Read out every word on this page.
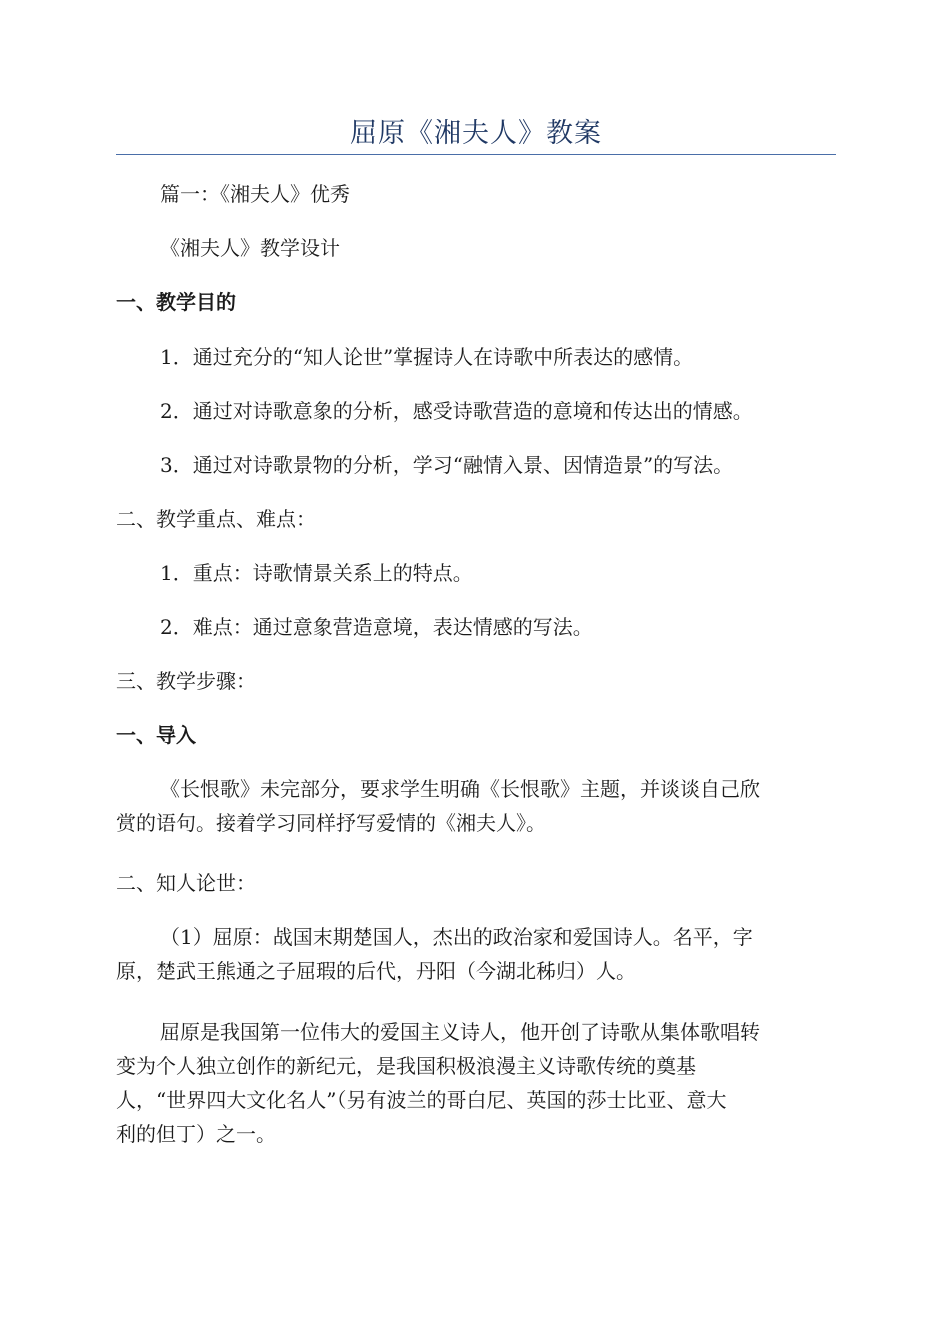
屈原《湘夫人》教案
篇一：《湘夫人》优秀
《湘夫人》教学设计
一、教学目的
1．通过充分的“知人论世”掌握诗人在诗歌中所表达的感情。
2．通过对诗歌意象的分析，感受诗歌营造的意境和传达出的情感。
3．通过对诗歌景物的分析，学习“融情入景、因情造景”的写法。
二、教学重点、难点：
1．重点：诗歌情景关系上的特点。
2．难点：通过意象营造意境，表达情感的写法。
三、教学步骤：
一、导入
《长恨歌》未完部分，要求学生明确《长恨歌》主题，并谈谈自己欣
赏的语句。接着学习同样抒写爱情的《湘夫人》。
二、知人论世：
（1）屈原：战国末期楚国人，杰出的政治家和爱国诗人。名平，字
原，楚武王熊通之子屈瑕的后代，丹阳（今湖北秭归）人。
屈原是我国第一位伟大的爱国主义诗人，他开创了诗歌从集体歌唱转
变为个人独立创作的新纪元，是我国积极浪漫主义诗歌传统的奠基
人，“世界四大文化名人”（另有波兰的哥白尼、英国的莎士比亚、意大
利的但丁）之一。
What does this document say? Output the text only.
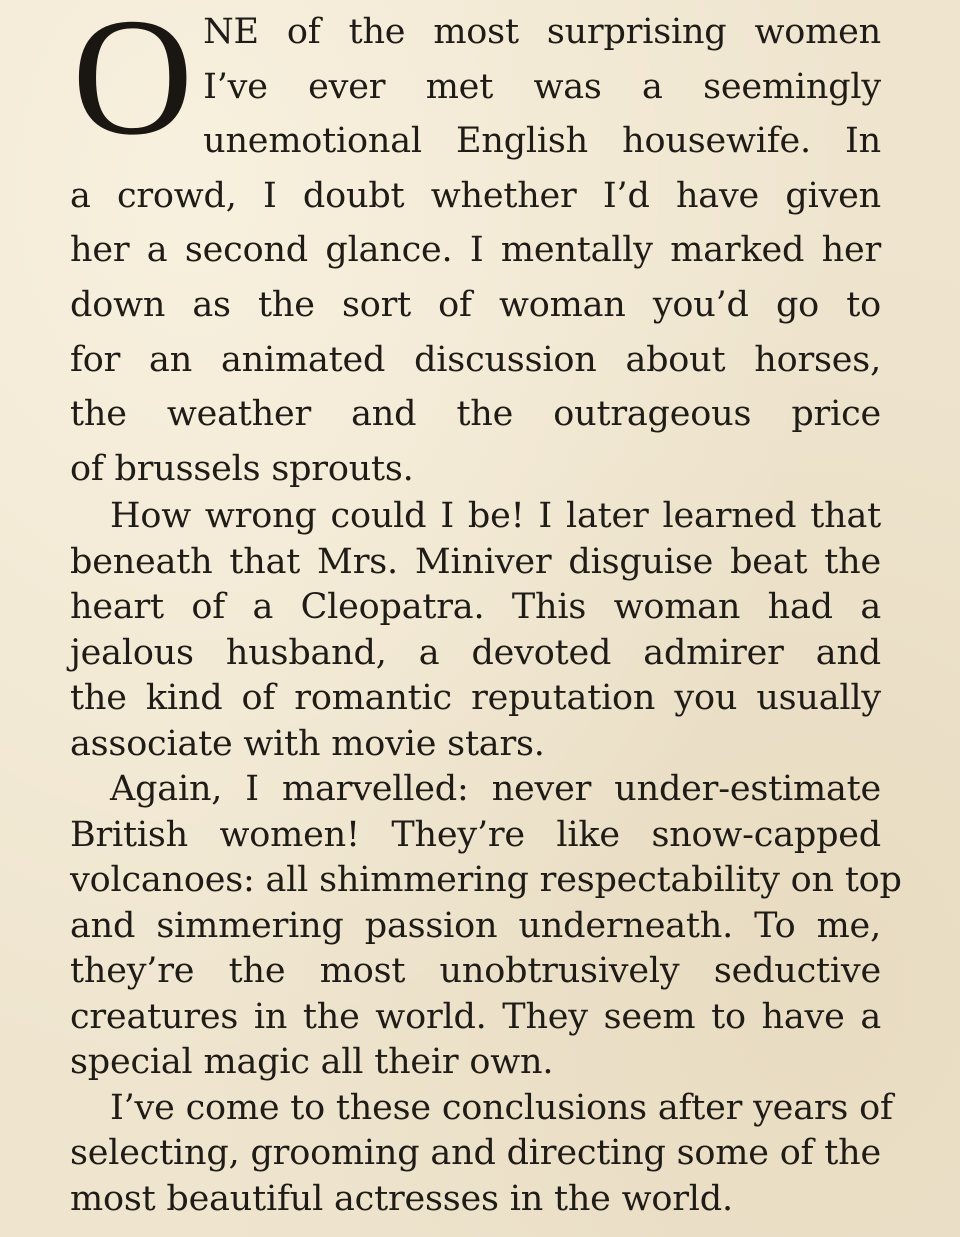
O NE of the most surprising women
I’ve ever met was a seemingly
unemotional English housewife. In
a crowd, I doubt whether I’d have given
her a second glance. I mentally marked her
down as the sort of woman you’d go to
for an animated discussion about horses,
the weather and the outrageous price
of brussels sprouts.
How wrong could I be! I later learned that
beneath that Mrs. Miniver disguise beat the
heart of a Cleopatra. This woman had a
jealous husband, a devoted admirer and
the kind of romantic reputation you usually
associate with movie stars.
Again, I marvelled: never under-estimate
British women! They’re like snow-capped
volcanoes: all shimmering respectability on top
and simmering passion underneath. To me,
they’re the most unobtrusively seductive
creatures in the world. They seem to have a
special magic all their own.
I’ve come to these conclusions after years of
selecting, grooming and directing some of the
most beautiful actresses in the world.
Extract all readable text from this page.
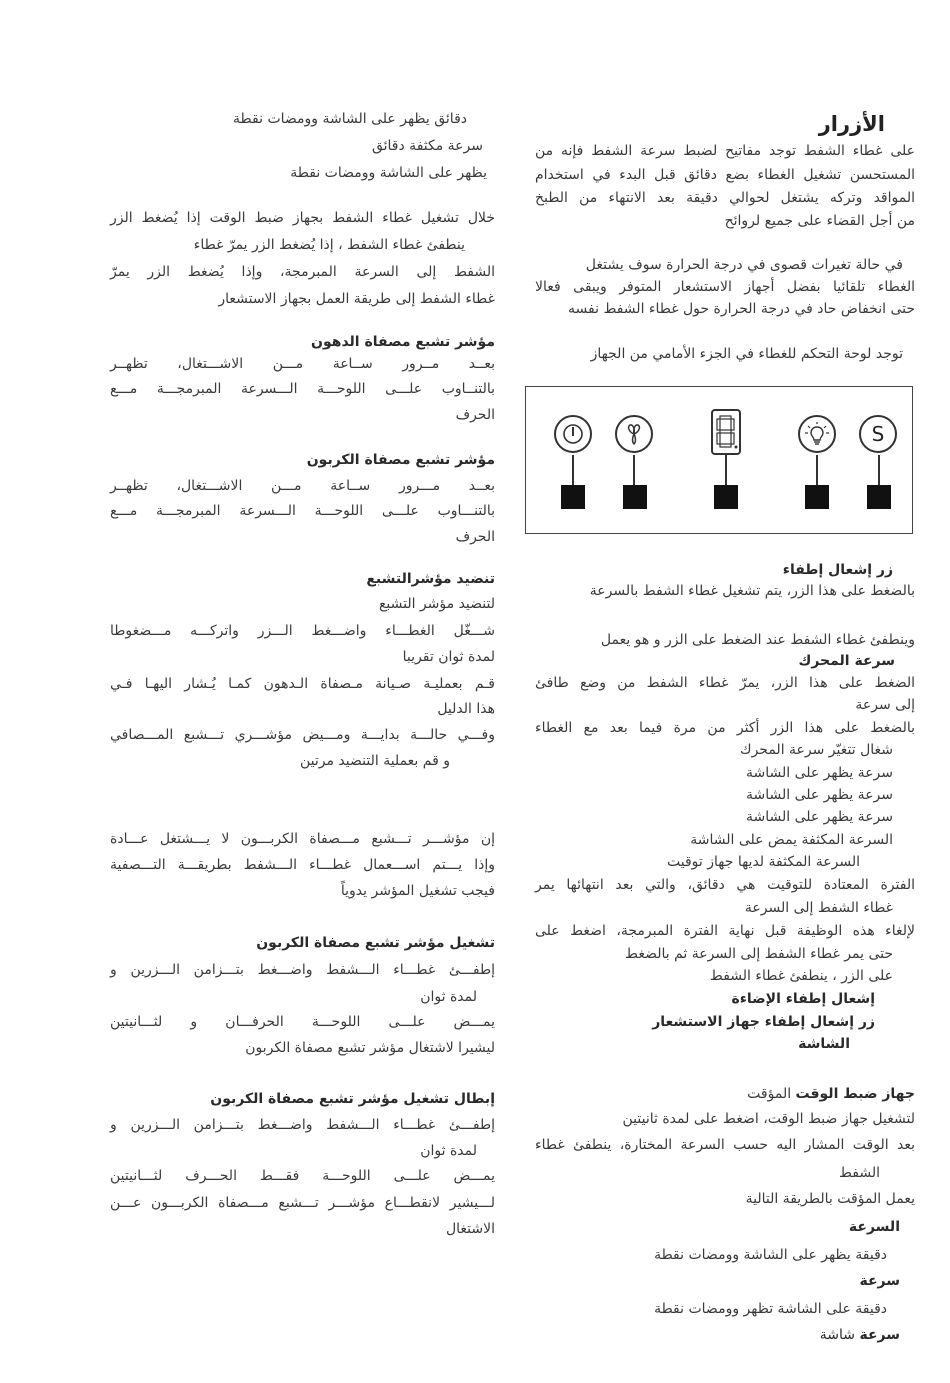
الأزرار
على غطاء الشفط توجد مفاتيح لضبط سرعة الشفط فإنه من
المستحسن تشغيل الغطاء بضع دقائق قبل البدء في استخدام
المواقد وتركه يشتغل لحوالي دقيقة بعد الانتهاء من الطبخ
من أجل القضاء على جميع لروائح
في حالة تغيرات قصوى في درجة الحرارة سوف يشتغل
الغطاء تلقائيا بفضل أجهاز الاستشعار المتوفر ويبقى فعالا
حتى انخفاض حاد في درجة الحرارة حول غطاء الشفط نفسه
توجد لوحة التحكم للغطاء في الجزء الأمامي من الجهاز
زر إشعال إطفاء
بالضغط على هذا الزر، يتم تشغيل غطاء الشفط بالسرعة
وينطفئ غطاء الشفط عند الضغط على الزر و هو يعمل
سرعة المحرك
الضغط على هذا الزر، يمرّ غطاء الشفط من وضع طافئ
إلى سرعة
بالضغط على هذا الزر أكثر من مرة فيما بعد مع الغطاء
شغال تتغيّر سرعة المحرك
سرعة يظهر على الشاشة
سرعة يظهر على الشاشة
سرعة يظهر على الشاشة
السرعة المكثفة يمض على الشاشة
السرعة المكثفة لديها جهاز توقيت
الفترة المعتادة للتوقيت هي دقائق، والتي بعد انتهائها يمر
غطاء الشفط إلى السرعة
لإلغاء هذه الوظيفة قبل نهاية الفترة المبرمجة، اضغط على
حتى يمر غطاء الشفط إلى السرعة ثم بالضغط
على الزر ، ينطفئ غطاء الشفط
إشعال إطفاء الإضاءة
زر إشعال إطفاء جهاز الاستشعار
الشاشة
جهاز ضبط الوقت المؤقت
لتشغيل جهاز ضبط الوقت، اضغط على لمدة ثانيتين
بعد الوقت المشار اليه حسب السرعة المختارة، ينطفئ غطاء
الشفط
يعمل المؤقت بالطريقة التالية
السرعة
دقيقة يظهر على الشاشة وومضات نقطة
سرعة
دقيقة على الشاشة تظهر وومضات نقطة
سرعة شاشة
S
دقائق يظهر على الشاشة وومضات نقطة
سرعة مكثفة دقائق
يظهر على الشاشة وومضات نقطة
خلال تشغيل غطاء الشفط بجهاز ضبط الوقت إذا يُضغط الزر
ينطفئ غطاء الشفط ، إذا يُضغط الزر يمرّ غطاء
الشفط إلى السرعة المبرمجة، وإذا يُضغط الزر يمرّ
غطاء الشفط إلى طريقة العمل بجهاز الاستشعار
مؤشر تشبع مصفاة الدهون
بعــد مــرور ســاعة مـــن الاشـــتغال، تظهــر
بالتنــاوب علـــى اللوحـــة الـــسرعة المبرمجـــة مـــع
الحرف
مؤشر تشبع مصفاة الكربون
بعــد مـــرور ســاعة مـــن الاشـــتغال، تظهــر
بالتنـــاوب علـــى اللوحـــة الـــسرعة المبرمجـــة مـــع
الحرف
تنضيد مؤشرالتشبع
لتنضيد مؤشر التشبع
شـــغّل الغطـــاء واضـــغط الـــزر واتركـــه مـــضغوطا
لمدة ثوان تقريبا
قـم بعمليـة صـيانة مـصفاة الـدهون كمـا يُـشار اليهـا فـي
هذا الدليل
وفـــي حالـــة بدايـــة ومـــيض مؤشـــري تـــشبع المـــصافي
و قم بعملية التنضيد مرتين
إن مؤشـــر تـــشبع مـــصفاة الكربـــون لا يـــشتغل عـــادة
وإذا يـــتم اســـعمال غطـــاء الـــشفط بطريقـــة التـــصفية
فيجب تشغيل المؤشر يدوياً
تشغيل مؤشر تشبع مصفاة الكربون
إطفـــئ غطـــاء الـــشفط واضـــغط بتـــزامن الـــزرين و
لمدة ثوان
يمـــض علـــى اللوحـــة الحرفـــان و لثـــانيتين
ليشيرا لاشتغال مؤشر تشبع مصفاة الكربون
إبطال تشغيل مؤشر تشبع مصفاة الكربون
إطفـــئ غطـــاء الـــشفط واضـــغط بتـــزامن الـــزرين و
لمدة ثوان
يمـــض علـــى اللوحـــة فقـــط الحـــرف لثـــانيتين
لـــيشير لانقطـــاع مؤشـــر تـــشبع مـــصفاة الكربـــون عـــن
الاشتغال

__Direction__. Where a line in the entries holds "بجهاز", copy that line.

__Result__.
خلال تشغيل غطاء الشفط بجهاز ضبط الوقت إذا يُضغط الزر
غطاء الشفط إلى طريقة العمل بجهاز الاستشعار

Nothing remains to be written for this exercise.